Written request = Where a line in the listing contains the string "this", copy that line out.

Source records =
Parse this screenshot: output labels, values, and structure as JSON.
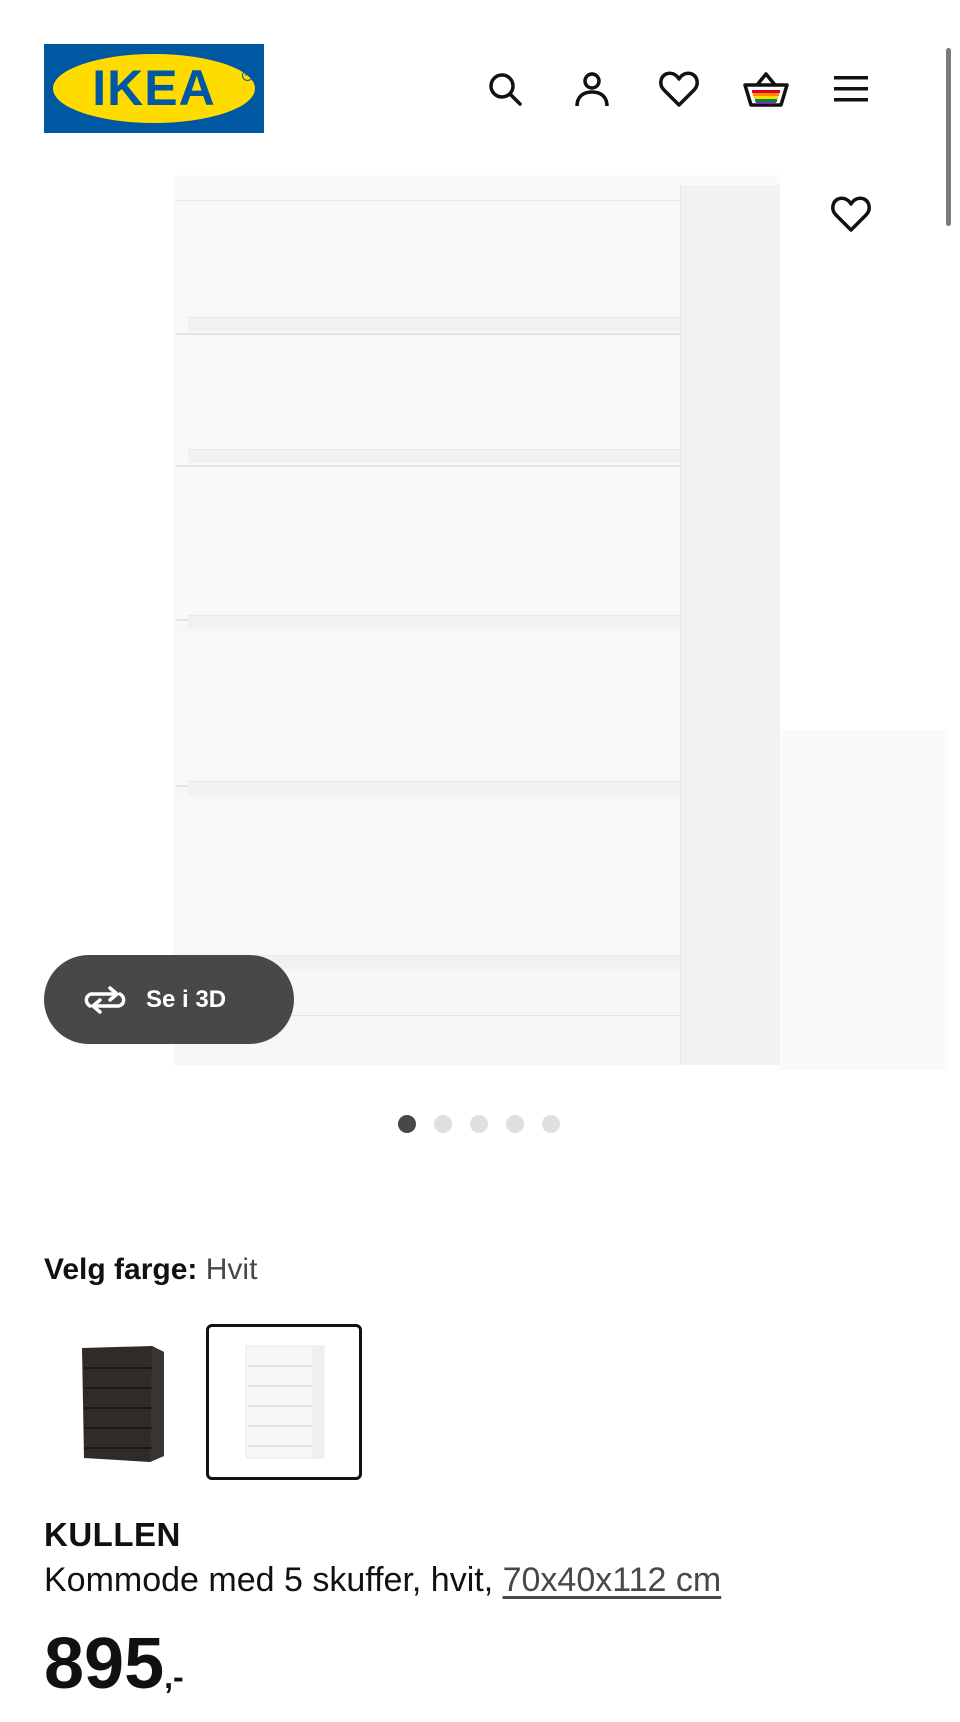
{
  "header": {
    "logo_text": "IKEA",
    "logo_colors": {
      "blue": "#0058a3",
      "yellow": "#ffdb00"
    },
    "icons": [
      "search-icon",
      "account-icon",
      "wishlist-heart-icon",
      "shopping-basket-icon",
      "menu-icon"
    ]
  },
  "gallery": {
    "favorite_icon": "heart-outline-icon",
    "view_3d_label": "Se i 3D",
    "view_3d_icon": "rotate-arrows-icon",
    "image_count": 5,
    "active_image": 1
  },
  "color_selector": {
    "label": "Velg farge:",
    "selected_value": "Hvit",
    "options": [
      {
        "name": "Svartbrun",
        "swatch_color": "#2f2b29",
        "selected": false
      },
      {
        "name": "Hvit",
        "swatch_color": "#f7f7f7",
        "selected": true
      }
    ]
  },
  "product": {
    "brand": "KULLEN",
    "description": "Kommode med 5 skuffer, hvit, ",
    "dimensions": "70x40x112 cm",
    "price": "895",
    "price_suffix": ",-"
  }
}
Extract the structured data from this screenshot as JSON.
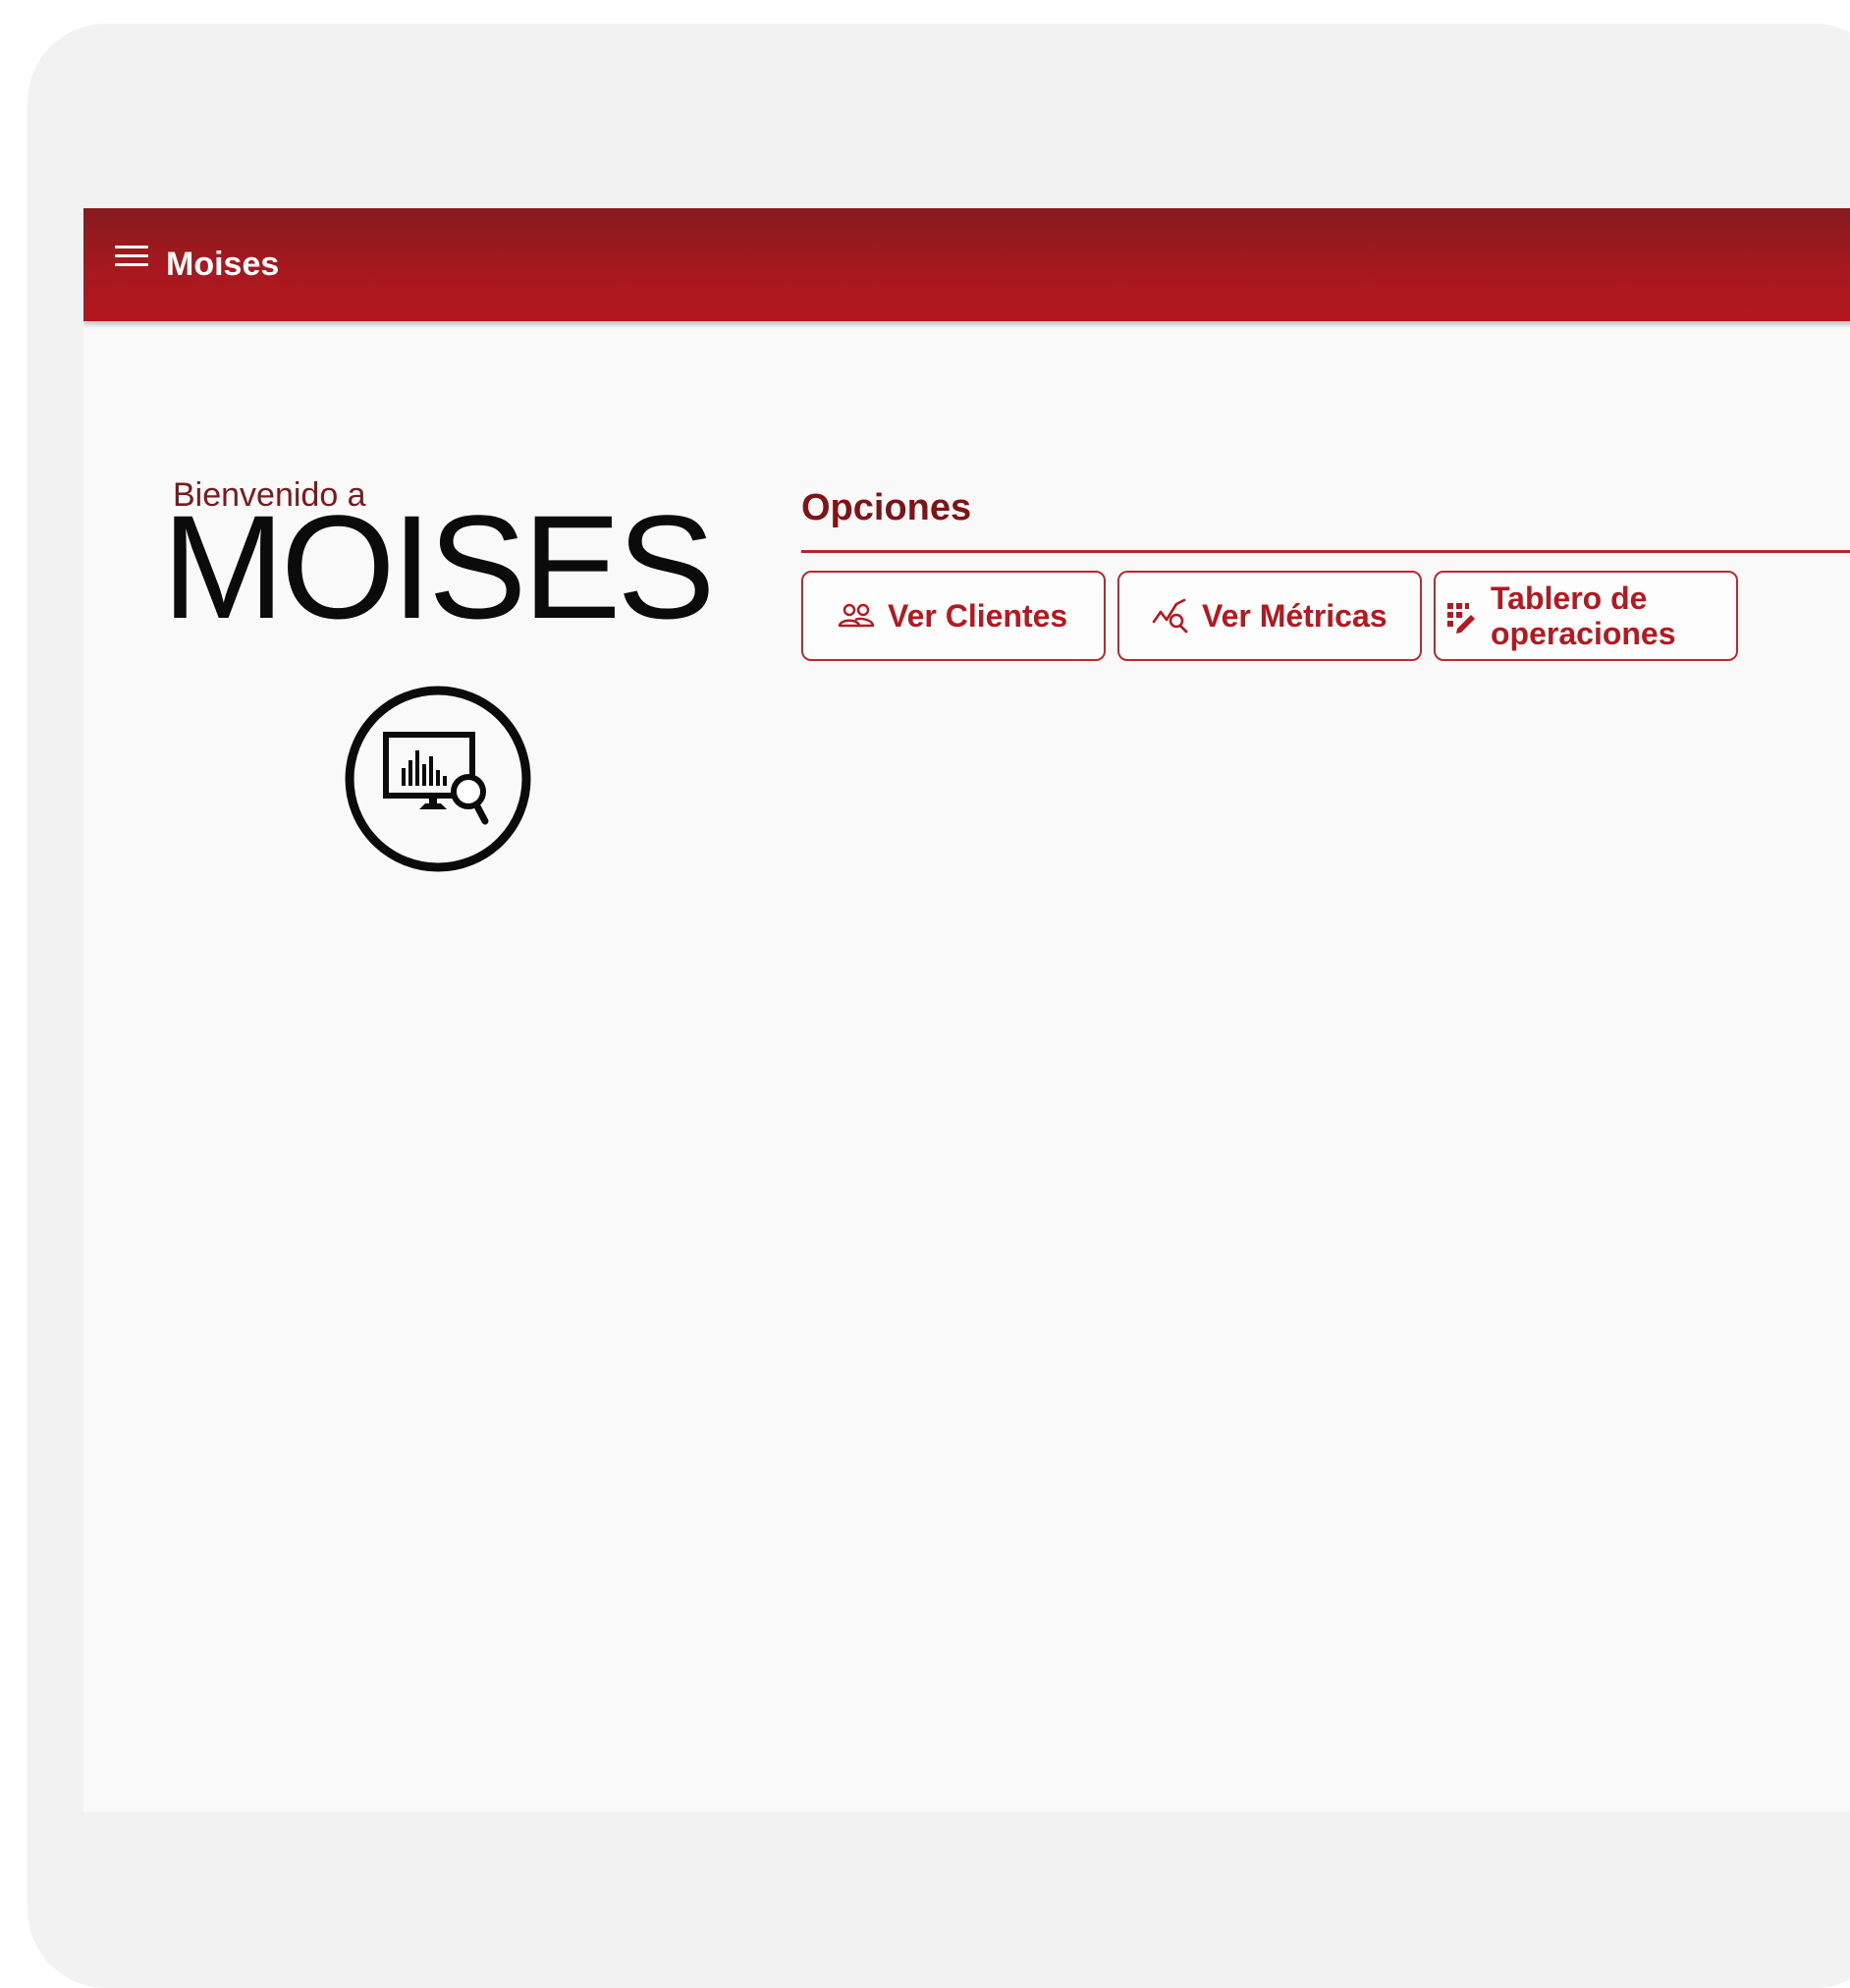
{
  "appbar": {
    "title": "Moises",
    "menu_icon": "hamburger-menu-icon",
    "background": "#a7191f"
  },
  "logo": {
    "subtitle": "Bienvenido a",
    "title": "MOISES",
    "emblem_icon": "monitor-chart-magnifier-icon"
  },
  "options": {
    "title": "Opciones",
    "buttons": [
      {
        "label": "Ver Clientes",
        "icon": "users-icon"
      },
      {
        "label": "Ver Métricas",
        "icon": "chart-search-icon"
      },
      {
        "label": "Tablero de operaciones",
        "icon": "dashboard-grid-icon"
      }
    ]
  },
  "colors": {
    "accent": "#b3191f",
    "accent_dark": "#7f1418",
    "surface": "#f9f9f9"
  }
}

Written response =
Parse this screenshot: output labels, values, and structure as JSON.
Extract the structured data from this screenshot as JSON.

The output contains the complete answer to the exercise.